### [Input rows]
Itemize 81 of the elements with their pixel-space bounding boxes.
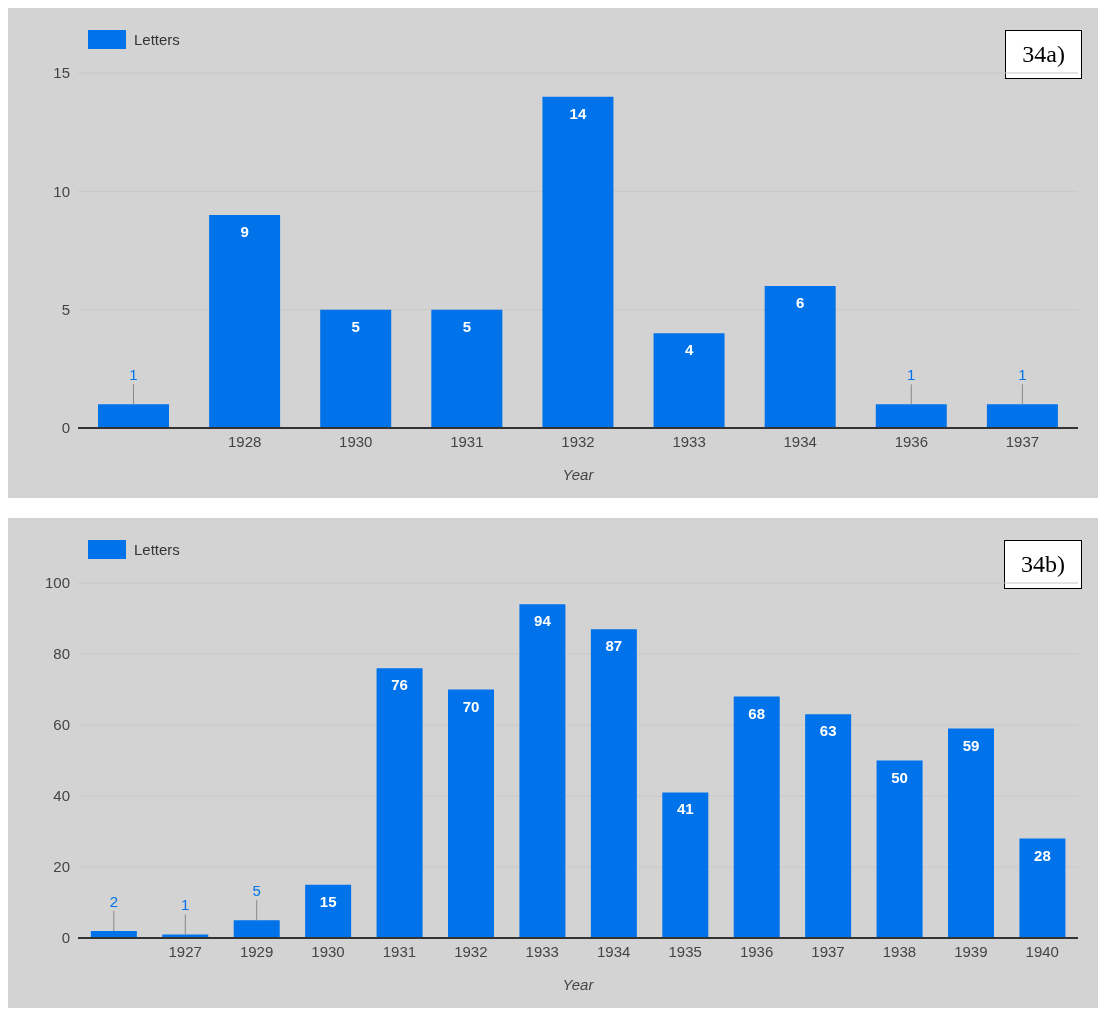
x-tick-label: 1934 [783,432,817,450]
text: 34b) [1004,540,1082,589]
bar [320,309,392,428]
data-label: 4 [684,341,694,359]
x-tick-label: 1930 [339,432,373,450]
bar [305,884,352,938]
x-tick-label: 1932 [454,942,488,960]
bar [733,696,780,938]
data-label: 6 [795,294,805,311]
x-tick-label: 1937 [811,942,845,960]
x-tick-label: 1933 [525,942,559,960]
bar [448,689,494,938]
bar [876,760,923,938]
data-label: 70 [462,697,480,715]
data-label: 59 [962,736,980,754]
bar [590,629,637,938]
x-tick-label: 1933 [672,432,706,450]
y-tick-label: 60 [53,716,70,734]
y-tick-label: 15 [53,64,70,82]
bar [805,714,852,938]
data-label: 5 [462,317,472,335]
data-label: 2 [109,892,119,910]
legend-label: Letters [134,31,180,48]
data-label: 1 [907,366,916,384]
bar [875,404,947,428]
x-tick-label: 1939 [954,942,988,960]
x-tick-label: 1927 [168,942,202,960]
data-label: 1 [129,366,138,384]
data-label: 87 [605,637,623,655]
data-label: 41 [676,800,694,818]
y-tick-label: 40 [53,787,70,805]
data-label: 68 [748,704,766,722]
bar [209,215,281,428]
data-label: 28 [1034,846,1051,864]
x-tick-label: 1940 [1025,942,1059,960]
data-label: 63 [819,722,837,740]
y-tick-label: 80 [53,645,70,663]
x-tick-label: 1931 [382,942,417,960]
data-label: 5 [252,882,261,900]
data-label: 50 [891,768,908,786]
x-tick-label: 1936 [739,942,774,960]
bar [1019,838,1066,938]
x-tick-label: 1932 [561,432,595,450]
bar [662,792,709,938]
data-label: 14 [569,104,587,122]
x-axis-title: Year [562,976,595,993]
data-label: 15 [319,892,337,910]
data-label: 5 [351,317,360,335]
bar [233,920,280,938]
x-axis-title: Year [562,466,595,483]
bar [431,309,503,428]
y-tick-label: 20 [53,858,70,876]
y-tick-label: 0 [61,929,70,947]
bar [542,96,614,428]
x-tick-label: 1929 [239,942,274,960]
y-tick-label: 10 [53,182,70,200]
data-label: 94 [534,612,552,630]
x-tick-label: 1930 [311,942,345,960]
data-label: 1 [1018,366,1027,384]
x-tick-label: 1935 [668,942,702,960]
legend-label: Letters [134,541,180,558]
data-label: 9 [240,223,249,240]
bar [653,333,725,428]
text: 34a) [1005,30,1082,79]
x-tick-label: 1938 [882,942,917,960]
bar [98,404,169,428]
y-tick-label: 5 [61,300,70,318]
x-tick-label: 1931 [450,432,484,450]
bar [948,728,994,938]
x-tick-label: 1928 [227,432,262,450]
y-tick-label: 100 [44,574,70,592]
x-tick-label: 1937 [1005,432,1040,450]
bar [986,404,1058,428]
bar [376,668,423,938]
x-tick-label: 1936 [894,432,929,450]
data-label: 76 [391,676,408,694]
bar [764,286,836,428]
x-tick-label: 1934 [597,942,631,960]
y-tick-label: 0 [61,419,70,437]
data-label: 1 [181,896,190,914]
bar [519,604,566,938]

### [Stated task]
Please print all of the material above unchanged, line for line, but leave out the picture.

### [Result]
Itemize 81 of the elements with their pixel-space bounding boxes.
x-tick-label: 1934 [783,432,817,450]
text: 34b) [1004,540,1082,589]
bar [320,309,392,428]
data-label: 4 [684,341,694,359]
x-tick-label: 1930 [339,432,373,450]
bar [305,884,352,938]
x-tick-label: 1932 [454,942,488,960]
bar [733,696,780,938]
data-label: 6 [795,294,805,311]
x-tick-label: 1937 [811,942,845,960]
x-tick-label: 1933 [525,942,559,960]
bar [448,689,494,938]
bar [876,760,923,938]
data-label: 70 [462,697,480,715]
data-label: 59 [962,736,980,754]
bar [590,629,637,938]
x-tick-label: 1933 [672,432,706,450]
y-tick-label: 60 [53,716,70,734]
y-tick-label: 15 [53,64,70,82]
bar [805,714,852,938]
data-label: 5 [462,317,472,335]
data-label: 2 [109,892,119,910]
legend-label: Letters [134,31,180,48]
data-label: 1 [907,366,916,384]
bar [875,404,947,428]
x-tick-label: 1939 [954,942,988,960]
x-tick-label: 1927 [168,942,202,960]
data-label: 1 [129,366,138,384]
data-label: 87 [605,637,623,655]
data-label: 41 [676,800,694,818]
y-tick-label: 40 [53,787,70,805]
data-label: 68 [748,704,766,722]
bar [209,215,281,428]
data-label: 28 [1034,846,1051,864]
x-tick-label: 1940 [1025,942,1059,960]
data-label: 63 [819,722,837,740]
y-tick-label: 80 [53,645,70,663]
x-tick-label: 1931 [382,942,417,960]
data-label: 5 [252,882,261,900]
data-label: 50 [891,768,908,786]
x-tick-label: 1936 [739,942,774,960]
bar [1019,838,1066,938]
x-tick-label: 1932 [561,432,595,450]
bar [662,792,709,938]
data-label: 14 [569,104,587,122]
x-axis-title: Year [562,976,595,993]
data-label: 15 [319,892,337,910]
data-label: 5 [351,317,360,335]
bar [233,920,280,938]
x-axis-title: Year [562,466,595,483]
bar [431,309,503,428]
y-tick-label: 20 [53,858,70,876]
y-tick-label: 0 [61,929,70,947]
bar [542,96,614,428]
x-tick-label: 1929 [239,942,274,960]
y-tick-label: 10 [53,182,70,200]
data-label: 94 [534,612,552,630]
x-tick-label: 1930 [311,942,345,960]
data-label: 1 [1018,366,1027,384]
x-tick-label: 1935 [668,942,702,960]
legend-label: Letters [134,541,180,558]
data-label: 9 [240,223,249,240]
bar [653,333,725,428]
text: 34a) [1005,30,1082,79]
x-tick-label: 1938 [882,942,917,960]
bar [98,404,169,428]
y-tick-label: 5 [61,300,70,318]
x-tick-label: 1931 [450,432,484,450]
bar [948,728,994,938]
x-tick-label: 1928 [227,432,262,450]
y-tick-label: 100 [44,574,70,592]
x-tick-label: 1937 [1005,432,1040,450]
bar [986,404,1058,428]
bar [376,668,423,938]
x-tick-label: 1936 [894,432,929,450]
data-label: 76 [391,676,408,694]
bar [764,286,836,428]
x-tick-label: 1934 [597,942,631,960]
y-tick-label: 0 [61,419,70,437]
data-label: 1 [181,896,190,914]
bar [519,604,566,938]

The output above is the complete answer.